EXERCISE REQUIREMENTS: Write the records out again exactly, leaving no images in.

** Start PROVIDED ENTRIES **

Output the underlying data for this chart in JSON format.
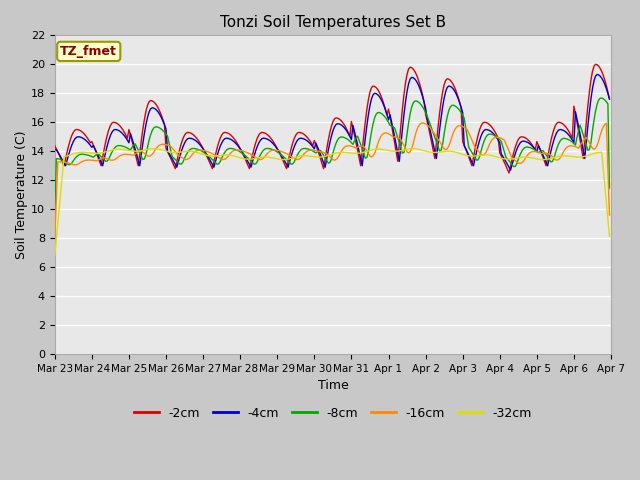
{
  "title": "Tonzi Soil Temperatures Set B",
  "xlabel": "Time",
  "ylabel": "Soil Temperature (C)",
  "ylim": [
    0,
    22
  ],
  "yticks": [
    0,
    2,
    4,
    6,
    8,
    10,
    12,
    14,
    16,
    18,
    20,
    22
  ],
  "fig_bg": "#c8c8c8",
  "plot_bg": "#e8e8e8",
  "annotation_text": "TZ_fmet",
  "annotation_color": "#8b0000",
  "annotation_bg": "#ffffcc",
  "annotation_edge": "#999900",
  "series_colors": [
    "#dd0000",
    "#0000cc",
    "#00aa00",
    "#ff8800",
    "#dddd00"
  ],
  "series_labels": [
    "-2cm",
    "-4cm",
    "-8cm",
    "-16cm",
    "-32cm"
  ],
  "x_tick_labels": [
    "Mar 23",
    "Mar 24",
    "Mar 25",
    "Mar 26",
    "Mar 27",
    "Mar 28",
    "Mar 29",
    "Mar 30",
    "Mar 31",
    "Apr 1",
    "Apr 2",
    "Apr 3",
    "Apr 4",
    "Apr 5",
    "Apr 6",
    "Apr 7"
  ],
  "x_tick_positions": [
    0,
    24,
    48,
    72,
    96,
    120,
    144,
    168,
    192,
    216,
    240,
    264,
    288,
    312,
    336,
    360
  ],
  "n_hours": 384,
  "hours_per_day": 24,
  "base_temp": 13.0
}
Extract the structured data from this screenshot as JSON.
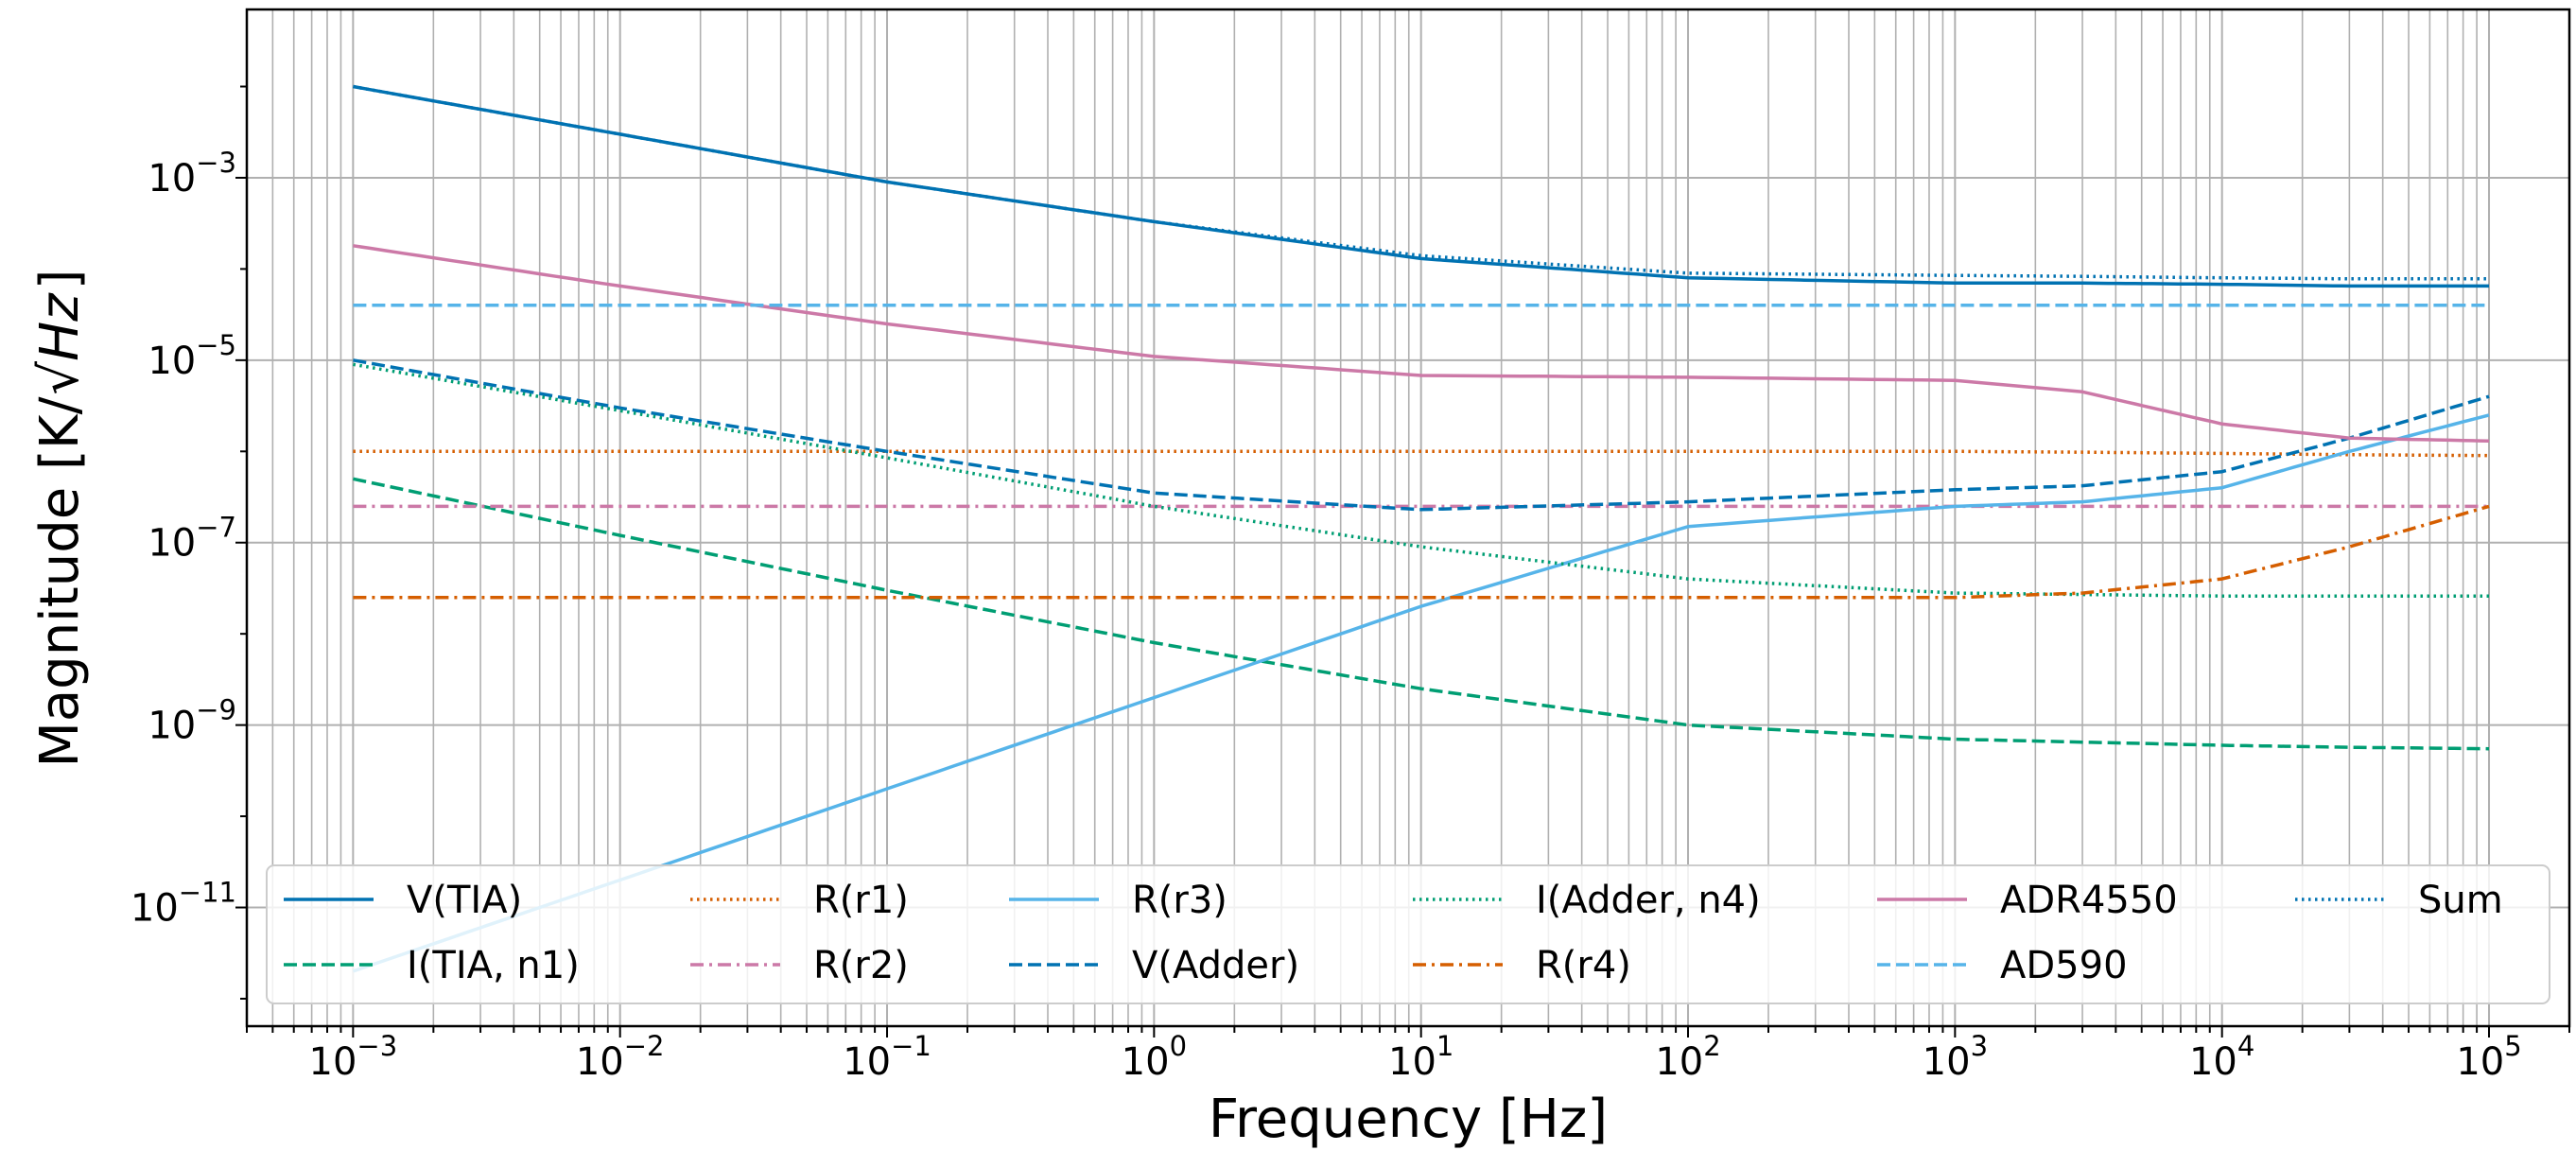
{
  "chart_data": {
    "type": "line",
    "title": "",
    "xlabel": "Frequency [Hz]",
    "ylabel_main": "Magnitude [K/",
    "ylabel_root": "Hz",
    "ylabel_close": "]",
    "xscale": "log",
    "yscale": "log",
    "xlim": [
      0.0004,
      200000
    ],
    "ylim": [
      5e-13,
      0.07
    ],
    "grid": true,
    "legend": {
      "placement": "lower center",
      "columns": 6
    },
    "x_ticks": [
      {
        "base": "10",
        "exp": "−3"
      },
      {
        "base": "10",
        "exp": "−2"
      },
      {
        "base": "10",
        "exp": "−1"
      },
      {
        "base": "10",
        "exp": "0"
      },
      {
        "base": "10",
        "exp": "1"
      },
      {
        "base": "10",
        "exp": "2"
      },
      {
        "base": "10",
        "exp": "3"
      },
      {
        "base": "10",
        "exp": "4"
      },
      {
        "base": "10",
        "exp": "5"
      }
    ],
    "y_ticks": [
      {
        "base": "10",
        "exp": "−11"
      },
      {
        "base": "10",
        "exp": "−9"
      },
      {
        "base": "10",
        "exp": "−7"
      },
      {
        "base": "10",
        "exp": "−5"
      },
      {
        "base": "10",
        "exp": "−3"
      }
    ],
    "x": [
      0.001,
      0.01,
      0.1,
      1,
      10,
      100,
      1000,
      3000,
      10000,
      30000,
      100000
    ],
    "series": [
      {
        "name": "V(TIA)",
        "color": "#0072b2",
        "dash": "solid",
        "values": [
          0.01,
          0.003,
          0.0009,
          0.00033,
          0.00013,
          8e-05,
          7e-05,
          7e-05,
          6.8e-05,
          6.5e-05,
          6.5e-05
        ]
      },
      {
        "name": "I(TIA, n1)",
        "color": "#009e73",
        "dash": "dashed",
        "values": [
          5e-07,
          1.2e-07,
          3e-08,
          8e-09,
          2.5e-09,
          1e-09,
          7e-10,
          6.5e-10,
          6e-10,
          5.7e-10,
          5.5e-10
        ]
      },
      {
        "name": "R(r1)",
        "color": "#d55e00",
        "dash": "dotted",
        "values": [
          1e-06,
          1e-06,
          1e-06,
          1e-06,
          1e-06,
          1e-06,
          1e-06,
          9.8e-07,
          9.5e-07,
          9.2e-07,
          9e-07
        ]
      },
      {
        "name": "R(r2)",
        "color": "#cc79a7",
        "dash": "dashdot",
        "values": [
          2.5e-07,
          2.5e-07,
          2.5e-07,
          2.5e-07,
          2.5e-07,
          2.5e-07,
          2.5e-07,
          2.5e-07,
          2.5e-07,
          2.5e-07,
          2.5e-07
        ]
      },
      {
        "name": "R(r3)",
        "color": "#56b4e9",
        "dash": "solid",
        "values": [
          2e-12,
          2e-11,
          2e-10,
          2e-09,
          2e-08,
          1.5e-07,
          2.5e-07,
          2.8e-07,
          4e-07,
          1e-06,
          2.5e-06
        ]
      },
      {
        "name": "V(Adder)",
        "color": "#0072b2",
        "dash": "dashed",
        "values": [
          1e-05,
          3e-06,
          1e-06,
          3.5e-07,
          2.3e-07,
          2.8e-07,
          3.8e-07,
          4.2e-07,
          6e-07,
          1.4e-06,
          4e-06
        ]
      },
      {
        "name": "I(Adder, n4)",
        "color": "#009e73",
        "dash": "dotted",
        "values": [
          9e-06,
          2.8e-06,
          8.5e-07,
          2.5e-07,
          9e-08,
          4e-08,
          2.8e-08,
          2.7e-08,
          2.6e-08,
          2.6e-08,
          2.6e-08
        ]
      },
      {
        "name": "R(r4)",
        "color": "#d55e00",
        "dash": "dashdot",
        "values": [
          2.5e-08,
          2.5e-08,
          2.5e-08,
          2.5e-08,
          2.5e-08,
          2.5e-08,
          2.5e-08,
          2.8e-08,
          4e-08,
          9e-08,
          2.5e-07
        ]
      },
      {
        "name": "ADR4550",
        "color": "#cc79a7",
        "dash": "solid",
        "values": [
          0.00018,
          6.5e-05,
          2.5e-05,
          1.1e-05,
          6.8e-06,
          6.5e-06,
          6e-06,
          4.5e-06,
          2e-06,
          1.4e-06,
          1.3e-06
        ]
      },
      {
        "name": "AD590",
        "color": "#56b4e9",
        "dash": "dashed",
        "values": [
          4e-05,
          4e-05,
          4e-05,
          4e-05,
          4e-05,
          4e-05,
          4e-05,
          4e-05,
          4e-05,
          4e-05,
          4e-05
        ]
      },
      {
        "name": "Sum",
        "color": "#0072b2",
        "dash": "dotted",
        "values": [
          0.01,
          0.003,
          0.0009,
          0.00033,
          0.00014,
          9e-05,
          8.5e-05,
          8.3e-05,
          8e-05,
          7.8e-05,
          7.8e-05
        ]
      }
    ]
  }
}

** End PROVIDED ENTRIES **

ANSWER TO THE EXERCISE:
Output the underlying data for this chart in JSON format.
{
  "title": "Tonzi Soil Temperatures Set B",
  "xlabel": "Time",
  "ylabel": "Soil Temperature (C)",
  "ylim": [
    0,
    22
  ],
  "yticks": [
    0,
    2,
    4,
    6,
    8,
    10,
    12,
    14,
    16,
    18,
    20,
    22
  ],
  "fig_bg": "#c8c8c8",
  "plot_bg": "#e8e8e8",
  "annotation_text": "TZ_fmet",
  "annotation_color": "#8b0000",
  "annotation_bg": "#ffffcc",
  "annotation_edge": "#999900",
  "series_colors": [
    "#dd0000",
    "#0000cc",
    "#00aa00",
    "#ff8800",
    "#dddd00"
  ],
  "series_labels": [
    "-2cm",
    "-4cm",
    "-8cm",
    "-16cm",
    "-32cm"
  ],
  "x_tick_labels": [
    "Mar 23",
    "Mar 24",
    "Mar 25",
    "Mar 26",
    "Mar 27",
    "Mar 28",
    "Mar 29",
    "Mar 30",
    "Mar 31",
    "Apr 1",
    "Apr 2",
    "Apr 3",
    "Apr 4",
    "Apr 5",
    "Apr 6",
    "Apr 7"
  ],
  "x_tick_positions": [
    0,
    24,
    48,
    72,
    96,
    120,
    144,
    168,
    192,
    216,
    240,
    264,
    288,
    312,
    336,
    360
  ],
  "n_hours": 384,
  "hours_per_day": 24,
  "base_temp": 13.0
}
Extract the structured data from this screenshot as JSON.
{
  "chart_data": {
    "type": "line",
    "title": "",
    "xlabel": "Frequency [Hz]",
    "ylabel_main": "Magnitude [K/",
    "ylabel_root": "Hz",
    "ylabel_close": "]",
    "xscale": "log",
    "yscale": "log",
    "xlim": [
      0.0004,
      200000
    ],
    "ylim": [
      5e-13,
      0.07
    ],
    "grid": true,
    "legend": {
      "placement": "lower center",
      "columns": 6
    },
    "x_ticks": [
      {
        "base": "10",
        "exp": "−3"
      },
      {
        "base": "10",
        "exp": "−2"
      },
      {
        "base": "10",
        "exp": "−1"
      },
      {
        "base": "10",
        "exp": "0"
      },
      {
        "base": "10",
        "exp": "1"
      },
      {
        "base": "10",
        "exp": "2"
      },
      {
        "base": "10",
        "exp": "3"
      },
      {
        "base": "10",
        "exp": "4"
      },
      {
        "base": "10",
        "exp": "5"
      }
    ],
    "y_ticks": [
      {
        "base": "10",
        "exp": "−11"
      },
      {
        "base": "10",
        "exp": "−9"
      },
      {
        "base": "10",
        "exp": "−7"
      },
      {
        "base": "10",
        "exp": "−5"
      },
      {
        "base": "10",
        "exp": "−3"
      }
    ],
    "x": [
      0.001,
      0.01,
      0.1,
      1,
      10,
      100,
      1000,
      3000,
      10000,
      30000,
      100000
    ],
    "series": [
      {
        "name": "V(TIA)",
        "color": "#0072b2",
        "dash": "solid",
        "values": [
          0.01,
          0.003,
          0.0009,
          0.00033,
          0.00013,
          8e-05,
          7e-05,
          7e-05,
          6.8e-05,
          6.5e-05,
          6.5e-05
        ]
      },
      {
        "name": "I(TIA, n1)",
        "color": "#009e73",
        "dash": "dashed",
        "values": [
          5e-07,
          1.2e-07,
          3e-08,
          8e-09,
          2.5e-09,
          1e-09,
          7e-10,
          6.5e-10,
          6e-10,
          5.7e-10,
          5.5e-10
        ]
      },
      {
        "name": "R(r1)",
        "color": "#d55e00",
        "dash": "dotted",
        "values": [
          1e-06,
          1e-06,
          1e-06,
          1e-06,
          1e-06,
          1e-06,
          1e-06,
          9.8e-07,
          9.5e-07,
          9.2e-07,
          9e-07
        ]
      },
      {
        "name": "R(r2)",
        "color": "#cc79a7",
        "dash": "dashdot",
        "values": [
          2.5e-07,
          2.5e-07,
          2.5e-07,
          2.5e-07,
          2.5e-07,
          2.5e-07,
          2.5e-07,
          2.5e-07,
          2.5e-07,
          2.5e-07,
          2.5e-07
        ]
      },
      {
        "name": "R(r3)",
        "color": "#56b4e9",
        "dash": "solid",
        "values": [
          2e-12,
          2e-11,
          2e-10,
          2e-09,
          2e-08,
          1.5e-07,
          2.5e-07,
          2.8e-07,
          4e-07,
          1e-06,
          2.5e-06
        ]
      },
      {
        "name": "V(Adder)",
        "color": "#0072b2",
        "dash": "dashed",
        "values": [
          1e-05,
          3e-06,
          1e-06,
          3.5e-07,
          2.3e-07,
          2.8e-07,
          3.8e-07,
          4.2e-07,
          6e-07,
          1.4e-06,
          4e-06
        ]
      },
      {
        "name": "I(Adder, n4)",
        "color": "#009e73",
        "dash": "dotted",
        "values": [
          9e-06,
          2.8e-06,
          8.5e-07,
          2.5e-07,
          9e-08,
          4e-08,
          2.8e-08,
          2.7e-08,
          2.6e-08,
          2.6e-08,
          2.6e-08
        ]
      },
      {
        "name": "R(r4)",
        "color": "#d55e00",
        "dash": "dashdot",
        "values": [
          2.5e-08,
          2.5e-08,
          2.5e-08,
          2.5e-08,
          2.5e-08,
          2.5e-08,
          2.5e-08,
          2.8e-08,
          4e-08,
          9e-08,
          2.5e-07
        ]
      },
      {
        "name": "ADR4550",
        "color": "#cc79a7",
        "dash": "solid",
        "values": [
          0.00018,
          6.5e-05,
          2.5e-05,
          1.1e-05,
          6.8e-06,
          6.5e-06,
          6e-06,
          4.5e-06,
          2e-06,
          1.4e-06,
          1.3e-06
        ]
      },
      {
        "name": "AD590",
        "color": "#56b4e9",
        "dash": "dashed",
        "values": [
          4e-05,
          4e-05,
          4e-05,
          4e-05,
          4e-05,
          4e-05,
          4e-05,
          4e-05,
          4e-05,
          4e-05,
          4e-05
        ]
      },
      {
        "name": "Sum",
        "color": "#0072b2",
        "dash": "dotted",
        "values": [
          0.01,
          0.003,
          0.0009,
          0.00033,
          0.00014,
          9e-05,
          8.5e-05,
          8.3e-05,
          8e-05,
          7.8e-05,
          7.8e-05
        ]
      }
    ]
  }
}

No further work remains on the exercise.